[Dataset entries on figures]
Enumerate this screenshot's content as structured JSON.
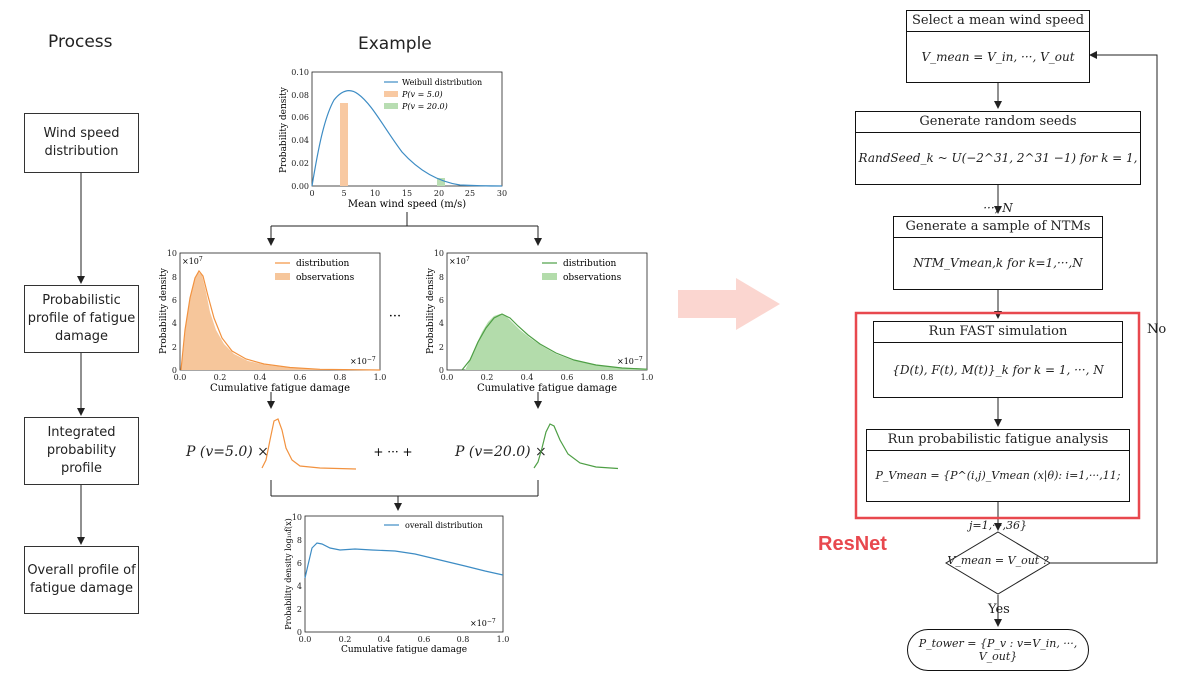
{
  "process": {
    "header": "Process",
    "boxes": [
      "Wind speed distribution",
      "Probabilistic profile of fatigue damage",
      "Integrated probability profile",
      "Overall profile of fatigue damage"
    ]
  },
  "example": {
    "header": "Example",
    "weibull_chart": {
      "ylabel": "Probability density",
      "xlabel": "Mean wind speed (m/s)",
      "legend": [
        "Weibull distribution",
        "P(v = 5.0)",
        "P(v = 20.0)"
      ],
      "yticks": [
        "0.00",
        "0.02",
        "0.04",
        "0.06",
        "0.08",
        "0.10"
      ],
      "xticks": [
        "0",
        "5",
        "10",
        "15",
        "20",
        "25",
        "30"
      ]
    },
    "dist_chart_1": {
      "ylabel": "Probability density",
      "xlabel": "Cumulative fatigue damage",
      "legend": [
        "distribution",
        "observations"
      ],
      "yexp": "×10",
      "yexp_power": "7",
      "xexp": "×10",
      "xexp_power": "−7",
      "yticks": [
        "0",
        "2",
        "4",
        "6",
        "8",
        "10"
      ],
      "xticks": [
        "0.0",
        "0.2",
        "0.4",
        "0.6",
        "0.8",
        "1.0"
      ]
    },
    "dist_chart_2": {
      "ylabel": "Probability density",
      "xlabel": "Cumulative fatigue damage",
      "legend": [
        "distribution",
        "observations"
      ],
      "yexp": "×10",
      "yexp_power": "7",
      "xexp": "×10",
      "xexp_power": "−7",
      "yticks": [
        "0",
        "2",
        "4",
        "6",
        "8",
        "10"
      ],
      "xticks": [
        "0.0",
        "0.2",
        "0.4",
        "0.6",
        "0.8",
        "1.0"
      ]
    },
    "ellipsis": "···",
    "sum_term_1": "P (v=5.0) ×",
    "sum_middle": "+ ··· +",
    "sum_term_2": "P (v=20.0) ×",
    "overall_chart": {
      "ylabel": "Probability density log₁₀f(x)",
      "xlabel": "Cumulative fatigue damage",
      "legend": [
        "overall distribution"
      ],
      "xexp": "×10",
      "xexp_power": "−7",
      "yticks": [
        "0",
        "2",
        "4",
        "6",
        "8",
        "10"
      ],
      "xticks": [
        "0.0",
        "0.2",
        "0.4",
        "0.6",
        "0.8",
        "1.0"
      ]
    }
  },
  "flow": {
    "box1_title": "Select a mean wind speed",
    "box1_formula": "V_mean = V_in, ···, V_out",
    "box2_title": "Generate random seeds",
    "box2_formula": "RandSeed_k ~ U(−2^31, 2^31 −1) for k = 1, ···, N",
    "box3_title": "Generate a sample of NTMs",
    "box3_formula": "NTM_Vmean,k for k=1,···,N",
    "box4_title": "Run FAST simulation",
    "box4_formula": "{D(t), F(t), M(t)}_k for k = 1, ···, N",
    "box5_title": "Run probabilistic fatigue analysis",
    "box5_formula": "P_Vmean = {P^(i,j)_Vmean (x|θ): i=1,···,11; j=1,···,36}",
    "decision": "V_mean = V_out ?",
    "final": "P_tower = {P_v : v=V_in, ···, V_out}",
    "no_label": "No",
    "yes_label": "Yes",
    "resnet_label": "ResNet",
    "resnet_color": "#e8484e"
  }
}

[Exercise goal]
Extract all the entries word for word; omit any pictures.

[Answer in full]
Enumerate this screenshot's content as structured JSON.
{
  "process": {
    "header": "Process",
    "boxes": [
      "Wind speed distribution",
      "Probabilistic profile of fatigue damage",
      "Integrated probability profile",
      "Overall profile of fatigue damage"
    ]
  },
  "example": {
    "header": "Example",
    "weibull_chart": {
      "ylabel": "Probability density",
      "xlabel": "Mean wind speed (m/s)",
      "legend": [
        "Weibull distribution",
        "P(v = 5.0)",
        "P(v = 20.0)"
      ],
      "yticks": [
        "0.00",
        "0.02",
        "0.04",
        "0.06",
        "0.08",
        "0.10"
      ],
      "xticks": [
        "0",
        "5",
        "10",
        "15",
        "20",
        "25",
        "30"
      ]
    },
    "dist_chart_1": {
      "ylabel": "Probability density",
      "xlabel": "Cumulative fatigue damage",
      "legend": [
        "distribution",
        "observations"
      ],
      "yexp": "×10",
      "yexp_power": "7",
      "xexp": "×10",
      "xexp_power": "−7",
      "yticks": [
        "0",
        "2",
        "4",
        "6",
        "8",
        "10"
      ],
      "xticks": [
        "0.0",
        "0.2",
        "0.4",
        "0.6",
        "0.8",
        "1.0"
      ]
    },
    "dist_chart_2": {
      "ylabel": "Probability density",
      "xlabel": "Cumulative fatigue damage",
      "legend": [
        "distribution",
        "observations"
      ],
      "yexp": "×10",
      "yexp_power": "7",
      "xexp": "×10",
      "xexp_power": "−7",
      "yticks": [
        "0",
        "2",
        "4",
        "6",
        "8",
        "10"
      ],
      "xticks": [
        "0.0",
        "0.2",
        "0.4",
        "0.6",
        "0.8",
        "1.0"
      ]
    },
    "ellipsis": "···",
    "sum_term_1": "P (v=5.0) ×",
    "sum_middle": "+ ··· +",
    "sum_term_2": "P (v=20.0) ×",
    "overall_chart": {
      "ylabel": "Probability density log₁₀f(x)",
      "xlabel": "Cumulative fatigue damage",
      "legend": [
        "overall distribution"
      ],
      "xexp": "×10",
      "xexp_power": "−7",
      "yticks": [
        "0",
        "2",
        "4",
        "6",
        "8",
        "10"
      ],
      "xticks": [
        "0.0",
        "0.2",
        "0.4",
        "0.6",
        "0.8",
        "1.0"
      ]
    }
  },
  "flow": {
    "box1_title": "Select a mean wind speed",
    "box1_formula": "V_mean = V_in, ···, V_out",
    "box2_title": "Generate random seeds",
    "box2_formula": "RandSeed_k ~ U(−2^31, 2^31 −1) for k = 1, ···, N",
    "box3_title": "Generate a sample of NTMs",
    "box3_formula": "NTM_Vmean,k for k=1,···,N",
    "box4_title": "Run FAST simulation",
    "box4_formula": "{D(t), F(t), M(t)}_k for k = 1, ···, N",
    "box5_title": "Run probabilistic fatigue analysis",
    "box5_formula": "P_Vmean = {P^(i,j)_Vmean (x|θ): i=1,···,11; j=1,···,36}",
    "decision": "V_mean = V_out ?",
    "final": "P_tower = {P_v : v=V_in, ···, V_out}",
    "no_label": "No",
    "yes_label": "Yes",
    "resnet_label": "ResNet",
    "resnet_color": "#e8484e"
  }
}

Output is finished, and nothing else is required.